Short exercise
Below are some entries. Output each one exactly as it appears.

(Collection entries)
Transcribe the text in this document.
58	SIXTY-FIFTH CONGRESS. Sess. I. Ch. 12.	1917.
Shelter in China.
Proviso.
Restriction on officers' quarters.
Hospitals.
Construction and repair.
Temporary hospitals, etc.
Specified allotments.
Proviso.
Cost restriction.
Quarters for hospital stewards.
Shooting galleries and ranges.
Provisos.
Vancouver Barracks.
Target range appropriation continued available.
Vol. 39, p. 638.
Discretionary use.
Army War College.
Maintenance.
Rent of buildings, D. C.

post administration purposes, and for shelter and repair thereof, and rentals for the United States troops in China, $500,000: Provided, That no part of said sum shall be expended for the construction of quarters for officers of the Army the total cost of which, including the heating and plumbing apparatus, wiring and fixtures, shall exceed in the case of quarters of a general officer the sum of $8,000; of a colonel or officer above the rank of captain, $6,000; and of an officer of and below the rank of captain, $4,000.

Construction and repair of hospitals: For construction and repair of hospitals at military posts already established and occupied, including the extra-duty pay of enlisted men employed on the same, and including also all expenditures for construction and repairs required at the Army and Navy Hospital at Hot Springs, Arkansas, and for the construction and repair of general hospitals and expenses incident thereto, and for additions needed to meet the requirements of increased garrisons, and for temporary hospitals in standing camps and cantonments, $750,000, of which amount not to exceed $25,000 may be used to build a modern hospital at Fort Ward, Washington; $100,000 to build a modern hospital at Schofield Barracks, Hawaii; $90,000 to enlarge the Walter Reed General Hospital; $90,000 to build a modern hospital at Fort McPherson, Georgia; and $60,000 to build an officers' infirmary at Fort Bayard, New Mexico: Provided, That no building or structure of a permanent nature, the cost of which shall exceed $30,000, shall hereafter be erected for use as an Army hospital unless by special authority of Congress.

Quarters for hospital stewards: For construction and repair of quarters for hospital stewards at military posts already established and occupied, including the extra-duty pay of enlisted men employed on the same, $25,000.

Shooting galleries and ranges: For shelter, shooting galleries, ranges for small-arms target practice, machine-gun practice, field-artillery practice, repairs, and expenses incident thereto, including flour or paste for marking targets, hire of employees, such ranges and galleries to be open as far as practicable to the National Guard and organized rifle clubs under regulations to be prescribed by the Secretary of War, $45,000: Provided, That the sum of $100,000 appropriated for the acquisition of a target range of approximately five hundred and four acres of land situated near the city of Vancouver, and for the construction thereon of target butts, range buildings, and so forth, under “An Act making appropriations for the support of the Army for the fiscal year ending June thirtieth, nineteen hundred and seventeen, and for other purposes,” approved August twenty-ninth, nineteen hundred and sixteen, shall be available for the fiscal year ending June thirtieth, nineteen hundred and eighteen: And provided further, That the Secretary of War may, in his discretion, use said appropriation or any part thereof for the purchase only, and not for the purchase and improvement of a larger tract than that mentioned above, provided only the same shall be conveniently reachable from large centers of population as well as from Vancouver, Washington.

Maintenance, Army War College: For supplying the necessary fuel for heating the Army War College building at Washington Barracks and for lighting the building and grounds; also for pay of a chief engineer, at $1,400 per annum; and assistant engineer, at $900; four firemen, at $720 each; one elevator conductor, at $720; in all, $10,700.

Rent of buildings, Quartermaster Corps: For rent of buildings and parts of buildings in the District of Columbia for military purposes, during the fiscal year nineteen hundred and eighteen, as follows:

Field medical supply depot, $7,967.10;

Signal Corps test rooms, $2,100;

The completed task
Transcribe the text in this document.
58	SIXTY-FIFTH CONGRESS. Sess. I. Ch. 12.	1917.
Shelter in China.
Proviso.
Restriction on officers' quarters.
Hospitals.
Construction and repair.
Temporary hospitals, etc.
Specified allotments.
Proviso.
Cost restriction.
Quarters for hospital stewards.
Shooting galleries and ranges.
Provisos.
Vancouver Barracks.
Target range appropriation continued available.
Vol. 39, p. 638.
Discretionary use.
Army War College.
Maintenance.
Rent of buildings, D. C.

post administration purposes, and for shelter and repair thereof, and rentals for the United States troops in China, $500,000: Provided, That no part of said sum shall be expended for the construction of quarters for officers of the Army the total cost of which, including the heating and plumbing apparatus, wiring and fixtures, shall exceed in the case of quarters of a general officer the sum of $8,000; of a colonel or officer above the rank of captain, $6,000; and of an officer of and below the rank of captain, $4,000.

Construction and repair of hospitals: For construction and repair of hospitals at military posts already established and occupied, including the extra-duty pay of enlisted men employed on the same, and including also all expenditures for construction and repairs required at the Army and Navy Hospital at Hot Springs, Arkansas, and for the construction and repair of general hospitals and expenses incident thereto, and for additions needed to meet the requirements of increased garrisons, and for temporary hospitals in standing camps and cantonments, $750,000, of which amount not to exceed $25,000 may be used to build a modern hospital at Fort Ward, Washington; $100,000 to build a modern hospital at Schofield Barracks, Hawaii; $90,000 to enlarge the Walter Reed General Hospital; $90,000 to build a modern hospital at Fort McPherson, Georgia; and $60,000 to build an officers' infirmary at Fort Bayard, New Mexico: Provided, That no building or structure of a permanent nature, the cost of which shall exceed $30,000, shall hereafter be erected for use as an Army hospital unless by special authority of Congress.

Quarters for hospital stewards: For construction and repair of quarters for hospital stewards at military posts already established and occupied, including the extra-duty pay of enlisted men employed on the same, $25,000.

Shooting galleries and ranges: For shelter, shooting galleries, ranges for small-arms target practice, machine-gun practice, field-artillery practice, repairs, and expenses incident thereto, including flour or paste for marking targets, hire of employees, such ranges and galleries to be open as far as practicable to the National Guard and organized rifle clubs under regulations to be prescribed by the Secretary of War, $45,000: Provided, That the sum of $100,000 appropriated for the acquisition of a target range of approximately five hundred and four acres of land situated near the city of Vancouver, and for the construction thereon of target butts, range buildings, and so forth, under “An Act making appropriations for the support of the Army for the fiscal year ending June thirtieth, nineteen hundred and seventeen, and for other purposes,” approved August twenty-ninth, nineteen hundred and sixteen, shall be available for the fiscal year ending June thirtieth, nineteen hundred and eighteen: And provided further, That the Secretary of War may, in his discretion, use said appropriation or any part thereof for the purchase only, and not for the purchase and improvement of a larger tract than that mentioned above, provided only the same shall be conveniently reachable from large centers of population as well as from Vancouver, Washington.

Maintenance, Army War College: For supplying the necessary fuel for heating the Army War College building at Washington Barracks and for lighting the building and grounds; also for pay of a chief engineer, at $1,400 per annum; and assistant engineer, at $900; four firemen, at $720 each; one elevator conductor, at $720; in all, $10,700.

Rent of buildings, Quartermaster Corps: For rent of buildings and parts of buildings in the District of Columbia for military purposes, during the fiscal year nineteen hundred and eighteen, as follows:

Field medical supply depot, $7,967.10;

Signal Corps test rooms, $2,100;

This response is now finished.